◆ Collection entries ◆
┄┄┄┄┄┄┄┄┄┄┄┄┄┄┄┄┄┄┄┄

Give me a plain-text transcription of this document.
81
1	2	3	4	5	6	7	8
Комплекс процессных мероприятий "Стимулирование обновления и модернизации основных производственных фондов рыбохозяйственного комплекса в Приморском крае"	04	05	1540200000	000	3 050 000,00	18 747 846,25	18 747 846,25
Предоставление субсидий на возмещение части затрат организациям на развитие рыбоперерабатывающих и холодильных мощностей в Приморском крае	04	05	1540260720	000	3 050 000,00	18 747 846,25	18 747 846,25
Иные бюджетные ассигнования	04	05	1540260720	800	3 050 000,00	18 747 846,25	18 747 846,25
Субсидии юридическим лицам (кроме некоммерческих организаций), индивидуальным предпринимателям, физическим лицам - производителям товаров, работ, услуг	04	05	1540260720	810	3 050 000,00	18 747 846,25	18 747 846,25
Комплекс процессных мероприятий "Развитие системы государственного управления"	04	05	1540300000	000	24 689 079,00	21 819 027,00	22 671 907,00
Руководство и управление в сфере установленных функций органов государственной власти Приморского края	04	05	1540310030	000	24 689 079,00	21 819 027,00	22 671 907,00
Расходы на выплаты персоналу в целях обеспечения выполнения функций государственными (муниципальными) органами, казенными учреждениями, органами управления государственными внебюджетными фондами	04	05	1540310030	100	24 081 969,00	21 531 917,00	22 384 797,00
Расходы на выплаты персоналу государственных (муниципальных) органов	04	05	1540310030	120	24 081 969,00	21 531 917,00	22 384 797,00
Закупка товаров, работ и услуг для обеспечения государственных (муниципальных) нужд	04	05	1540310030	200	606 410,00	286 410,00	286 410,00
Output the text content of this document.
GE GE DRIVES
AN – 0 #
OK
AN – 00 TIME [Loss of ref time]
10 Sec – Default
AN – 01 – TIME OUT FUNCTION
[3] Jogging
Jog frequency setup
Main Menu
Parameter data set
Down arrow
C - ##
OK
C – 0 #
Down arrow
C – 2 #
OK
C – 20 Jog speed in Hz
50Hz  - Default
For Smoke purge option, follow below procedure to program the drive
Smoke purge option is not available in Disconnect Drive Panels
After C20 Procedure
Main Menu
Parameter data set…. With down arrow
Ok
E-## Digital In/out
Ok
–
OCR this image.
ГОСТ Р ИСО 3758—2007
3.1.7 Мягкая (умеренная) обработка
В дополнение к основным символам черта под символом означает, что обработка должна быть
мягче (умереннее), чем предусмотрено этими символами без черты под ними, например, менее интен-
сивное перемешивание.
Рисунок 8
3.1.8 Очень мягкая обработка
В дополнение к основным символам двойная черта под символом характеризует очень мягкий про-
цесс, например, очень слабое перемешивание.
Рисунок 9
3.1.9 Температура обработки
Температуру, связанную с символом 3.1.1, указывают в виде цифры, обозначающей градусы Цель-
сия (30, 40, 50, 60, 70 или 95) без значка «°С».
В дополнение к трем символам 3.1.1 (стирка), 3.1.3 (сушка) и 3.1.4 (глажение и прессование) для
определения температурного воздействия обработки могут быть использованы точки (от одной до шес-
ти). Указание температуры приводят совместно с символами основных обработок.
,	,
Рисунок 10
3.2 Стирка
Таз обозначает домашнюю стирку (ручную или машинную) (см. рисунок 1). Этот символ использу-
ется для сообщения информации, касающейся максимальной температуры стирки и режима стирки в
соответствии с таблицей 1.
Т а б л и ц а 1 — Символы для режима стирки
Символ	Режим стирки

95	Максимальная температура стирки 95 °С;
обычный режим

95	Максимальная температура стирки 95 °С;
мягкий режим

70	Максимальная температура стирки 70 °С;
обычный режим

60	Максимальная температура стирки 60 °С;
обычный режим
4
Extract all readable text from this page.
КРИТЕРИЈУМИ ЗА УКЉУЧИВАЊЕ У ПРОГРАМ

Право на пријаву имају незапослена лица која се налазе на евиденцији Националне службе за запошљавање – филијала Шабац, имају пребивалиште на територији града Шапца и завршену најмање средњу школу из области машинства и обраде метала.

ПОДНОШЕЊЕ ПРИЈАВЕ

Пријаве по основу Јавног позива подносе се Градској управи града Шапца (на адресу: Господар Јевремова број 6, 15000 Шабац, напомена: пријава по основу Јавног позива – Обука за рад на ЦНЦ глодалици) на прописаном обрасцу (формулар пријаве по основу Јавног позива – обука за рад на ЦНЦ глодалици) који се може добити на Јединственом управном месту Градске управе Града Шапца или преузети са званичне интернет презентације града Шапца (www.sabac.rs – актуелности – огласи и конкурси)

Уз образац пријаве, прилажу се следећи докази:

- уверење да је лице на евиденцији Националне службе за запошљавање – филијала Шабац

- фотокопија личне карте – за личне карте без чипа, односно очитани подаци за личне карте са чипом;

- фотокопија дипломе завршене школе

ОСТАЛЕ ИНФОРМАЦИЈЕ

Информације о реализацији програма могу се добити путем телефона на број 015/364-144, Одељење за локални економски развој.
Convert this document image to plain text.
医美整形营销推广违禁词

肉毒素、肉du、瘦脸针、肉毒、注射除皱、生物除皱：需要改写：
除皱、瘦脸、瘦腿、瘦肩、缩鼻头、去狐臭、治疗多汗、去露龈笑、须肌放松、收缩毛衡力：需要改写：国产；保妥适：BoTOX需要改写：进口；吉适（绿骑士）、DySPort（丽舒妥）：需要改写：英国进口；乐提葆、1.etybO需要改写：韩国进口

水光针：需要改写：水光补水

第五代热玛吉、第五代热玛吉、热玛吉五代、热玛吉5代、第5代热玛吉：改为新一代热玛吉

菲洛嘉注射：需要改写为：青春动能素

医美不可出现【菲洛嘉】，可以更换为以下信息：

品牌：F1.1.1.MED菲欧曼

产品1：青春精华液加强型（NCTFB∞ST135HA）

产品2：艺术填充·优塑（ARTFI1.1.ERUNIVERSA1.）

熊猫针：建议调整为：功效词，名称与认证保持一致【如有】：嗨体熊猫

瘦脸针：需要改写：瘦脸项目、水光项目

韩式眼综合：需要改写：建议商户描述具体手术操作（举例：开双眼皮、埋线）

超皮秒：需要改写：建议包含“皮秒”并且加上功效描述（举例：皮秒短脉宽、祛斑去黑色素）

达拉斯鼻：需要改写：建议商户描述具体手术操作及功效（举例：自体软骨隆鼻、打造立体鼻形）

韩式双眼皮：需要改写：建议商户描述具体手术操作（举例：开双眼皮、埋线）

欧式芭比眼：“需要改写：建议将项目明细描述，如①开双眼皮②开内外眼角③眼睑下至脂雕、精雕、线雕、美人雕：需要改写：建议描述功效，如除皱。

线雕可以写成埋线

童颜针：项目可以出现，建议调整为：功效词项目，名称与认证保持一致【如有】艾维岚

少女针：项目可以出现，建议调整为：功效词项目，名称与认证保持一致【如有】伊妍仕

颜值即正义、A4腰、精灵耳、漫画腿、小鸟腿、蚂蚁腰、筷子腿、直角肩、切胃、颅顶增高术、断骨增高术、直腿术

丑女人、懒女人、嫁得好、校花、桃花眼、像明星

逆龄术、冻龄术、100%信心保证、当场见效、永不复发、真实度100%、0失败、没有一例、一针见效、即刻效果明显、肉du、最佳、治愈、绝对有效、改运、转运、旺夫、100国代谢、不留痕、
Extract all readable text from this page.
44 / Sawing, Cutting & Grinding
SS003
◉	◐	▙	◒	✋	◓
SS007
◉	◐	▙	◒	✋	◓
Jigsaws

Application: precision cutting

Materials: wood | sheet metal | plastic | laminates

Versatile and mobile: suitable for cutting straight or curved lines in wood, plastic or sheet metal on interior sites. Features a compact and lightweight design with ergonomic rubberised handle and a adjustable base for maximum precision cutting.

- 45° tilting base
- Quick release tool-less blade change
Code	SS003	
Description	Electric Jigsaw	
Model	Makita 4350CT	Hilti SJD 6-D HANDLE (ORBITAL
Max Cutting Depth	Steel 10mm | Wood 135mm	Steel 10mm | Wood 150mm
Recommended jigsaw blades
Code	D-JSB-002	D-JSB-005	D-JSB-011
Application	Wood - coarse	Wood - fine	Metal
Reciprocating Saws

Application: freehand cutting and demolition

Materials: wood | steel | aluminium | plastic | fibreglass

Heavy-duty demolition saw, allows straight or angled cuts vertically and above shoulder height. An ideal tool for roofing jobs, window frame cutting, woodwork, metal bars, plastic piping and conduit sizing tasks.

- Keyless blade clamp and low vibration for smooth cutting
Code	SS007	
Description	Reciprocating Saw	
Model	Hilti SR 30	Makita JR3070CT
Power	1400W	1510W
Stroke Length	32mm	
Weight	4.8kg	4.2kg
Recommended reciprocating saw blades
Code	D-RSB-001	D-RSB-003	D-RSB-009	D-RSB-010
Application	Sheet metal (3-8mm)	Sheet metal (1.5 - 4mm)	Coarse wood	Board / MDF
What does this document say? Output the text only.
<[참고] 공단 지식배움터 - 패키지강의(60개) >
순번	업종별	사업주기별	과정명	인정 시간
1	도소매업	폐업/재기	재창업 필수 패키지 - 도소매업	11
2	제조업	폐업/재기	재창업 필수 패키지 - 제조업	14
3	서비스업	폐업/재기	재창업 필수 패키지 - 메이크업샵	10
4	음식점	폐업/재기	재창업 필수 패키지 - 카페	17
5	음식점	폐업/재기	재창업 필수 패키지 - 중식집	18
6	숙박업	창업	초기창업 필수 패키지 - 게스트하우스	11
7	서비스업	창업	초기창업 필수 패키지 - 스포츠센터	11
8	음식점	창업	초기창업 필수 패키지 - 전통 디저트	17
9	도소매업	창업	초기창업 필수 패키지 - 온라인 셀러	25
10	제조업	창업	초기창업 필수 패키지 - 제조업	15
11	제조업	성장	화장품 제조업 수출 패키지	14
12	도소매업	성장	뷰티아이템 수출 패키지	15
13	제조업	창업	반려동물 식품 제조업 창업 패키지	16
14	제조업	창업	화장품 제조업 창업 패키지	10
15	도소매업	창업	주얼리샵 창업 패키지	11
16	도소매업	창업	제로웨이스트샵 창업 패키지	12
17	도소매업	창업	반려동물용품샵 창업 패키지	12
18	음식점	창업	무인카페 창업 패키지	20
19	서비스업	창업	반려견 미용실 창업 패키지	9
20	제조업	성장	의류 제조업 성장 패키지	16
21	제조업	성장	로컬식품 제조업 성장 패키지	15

┄┄┄┄┄┄┄┄┄┄┄┄┄┄┄┄┄┄┄┄

◆ Required work ◆
Search the records for the word "Model". Copy every line that has it.

◆ Full output ◆
Model	Makita 4350CT	Hilti SJD 6-D HANDLE (ORBITAL
Model	Hilti SR 30	Makita JR3070CT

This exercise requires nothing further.